++++ Excerpted text

A top priority in the new budget is to hire 127 additional examiners, primarily to conduct additional examinations of investment advisers, but also to improve oversight of broker-dealers, clearing agencies, transfer agents, SROs, swap data repositories, municipal advisors, and crowdfunding portals.

Planned technology investments include an expansion of data analytic tools that can detect fraudulent or manipulative trading, identify financial statement outliers or unusual trends indicative of possible accounting fraud, and money laundering. Modernizing the EDGAR filing system, part of an effort “to simplify and optimize the financial reporting process, promote automation, and reduce filer burden,” White said. Improving examinations through risk assessment and surveillance tools will help monitor for emerging fraud risks and improve the efficiency of examinations.

White underscored the importance of the economic and risk analysis functions of its Division of Economic and Risk Analysis and plans to add six new positions to focus on exchange-traded funds, microcap stocks, the derivatives markets, and asset-backed securities.

As for the growing importance of cost-benefit analysis, White called DERA, “one of the great success stories of the SEC.” It has allowed “substantive and original research” to inform rulemaking. “I don’t think you can overstate its importance to the quality of our rules,” she said.

White was questioned, by Rep. Tom Graves (R-Georgia) about reported conflicts between her agency and the Department of Labor.

Among the most hotly contested rules in the regulatory pipeline is an effort to create a fiduciary duty for brokers who offer retirement advice. Rules to do so, crafted separately by the Department of Labor and SEC, would limit broker-dealers and advisers to providing financial advice that is in the best interests of their clients.

It is likely the DoL’s rule will predate anything from the SEC by at least several months. A recent report by the Senate Homeland Security and Governmental Affairs Committee claims that the “Labor Department disregarded concerns and recommendations from…staff at the SEC,” despite public assurances to the contrary.

White was diplomatic regarding perceived discord, but did reveal it was likely the rules would differ among the agencies. “You try to make them compatible if you can,” she said of dueling rules. “You try to make them land identically, but these are separate agencies with separate mandates and they don’t always [do that].”

++++++++

- [What you are asked to do]:
Besides investment advisers, which entities does the excerpt say the 127 additional examiners will help improve oversight of? Use only the excerpt to answer.

++++ Provided information

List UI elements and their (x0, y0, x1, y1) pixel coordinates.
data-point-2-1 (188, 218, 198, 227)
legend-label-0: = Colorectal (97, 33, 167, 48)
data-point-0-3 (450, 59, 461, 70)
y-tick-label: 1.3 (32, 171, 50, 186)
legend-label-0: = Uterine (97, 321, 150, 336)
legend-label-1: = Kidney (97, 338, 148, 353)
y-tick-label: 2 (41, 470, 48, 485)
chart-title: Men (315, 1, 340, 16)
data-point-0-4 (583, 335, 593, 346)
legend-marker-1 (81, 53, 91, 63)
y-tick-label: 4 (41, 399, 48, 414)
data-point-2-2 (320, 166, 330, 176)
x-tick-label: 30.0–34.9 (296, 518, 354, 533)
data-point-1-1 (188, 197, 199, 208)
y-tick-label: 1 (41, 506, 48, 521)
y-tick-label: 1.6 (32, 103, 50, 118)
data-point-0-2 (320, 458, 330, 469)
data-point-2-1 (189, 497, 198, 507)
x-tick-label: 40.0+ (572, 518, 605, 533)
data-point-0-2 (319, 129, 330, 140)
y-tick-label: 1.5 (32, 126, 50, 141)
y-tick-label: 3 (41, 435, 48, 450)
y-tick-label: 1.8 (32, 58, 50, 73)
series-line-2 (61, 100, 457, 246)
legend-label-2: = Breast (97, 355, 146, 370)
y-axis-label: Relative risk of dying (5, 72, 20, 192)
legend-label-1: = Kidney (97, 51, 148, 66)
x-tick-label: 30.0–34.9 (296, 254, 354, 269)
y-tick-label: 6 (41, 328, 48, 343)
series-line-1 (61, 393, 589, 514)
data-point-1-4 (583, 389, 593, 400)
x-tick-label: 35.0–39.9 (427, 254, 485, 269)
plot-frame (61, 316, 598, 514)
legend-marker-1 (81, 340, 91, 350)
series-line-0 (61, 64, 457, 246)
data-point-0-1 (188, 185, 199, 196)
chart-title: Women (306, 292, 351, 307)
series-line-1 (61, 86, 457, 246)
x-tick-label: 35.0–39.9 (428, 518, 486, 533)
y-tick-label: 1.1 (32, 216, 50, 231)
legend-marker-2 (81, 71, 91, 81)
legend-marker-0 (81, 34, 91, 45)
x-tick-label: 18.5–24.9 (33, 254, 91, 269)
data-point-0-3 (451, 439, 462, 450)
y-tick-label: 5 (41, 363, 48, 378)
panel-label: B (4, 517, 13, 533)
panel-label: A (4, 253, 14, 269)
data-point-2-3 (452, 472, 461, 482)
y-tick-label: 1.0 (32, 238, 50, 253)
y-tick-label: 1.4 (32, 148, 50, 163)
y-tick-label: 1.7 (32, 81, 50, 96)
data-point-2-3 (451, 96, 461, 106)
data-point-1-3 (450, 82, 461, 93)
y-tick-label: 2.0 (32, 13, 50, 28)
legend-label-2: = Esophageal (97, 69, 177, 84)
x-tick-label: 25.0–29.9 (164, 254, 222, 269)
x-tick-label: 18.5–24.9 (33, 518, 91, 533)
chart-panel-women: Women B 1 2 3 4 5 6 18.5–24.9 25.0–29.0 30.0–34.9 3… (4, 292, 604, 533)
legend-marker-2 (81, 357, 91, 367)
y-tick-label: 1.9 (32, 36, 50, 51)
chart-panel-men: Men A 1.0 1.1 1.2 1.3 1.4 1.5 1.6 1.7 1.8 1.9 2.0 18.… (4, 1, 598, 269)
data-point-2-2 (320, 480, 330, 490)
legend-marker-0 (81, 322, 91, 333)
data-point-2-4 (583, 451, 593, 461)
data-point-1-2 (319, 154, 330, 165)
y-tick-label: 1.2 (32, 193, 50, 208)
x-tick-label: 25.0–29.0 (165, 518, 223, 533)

++++++++

- [The answer]:
- Broker-dealers
- Clearing agencies
- Transfer agents
- SROs
- Swap data repositories
- Municipal advisors
- Crowdfunding portals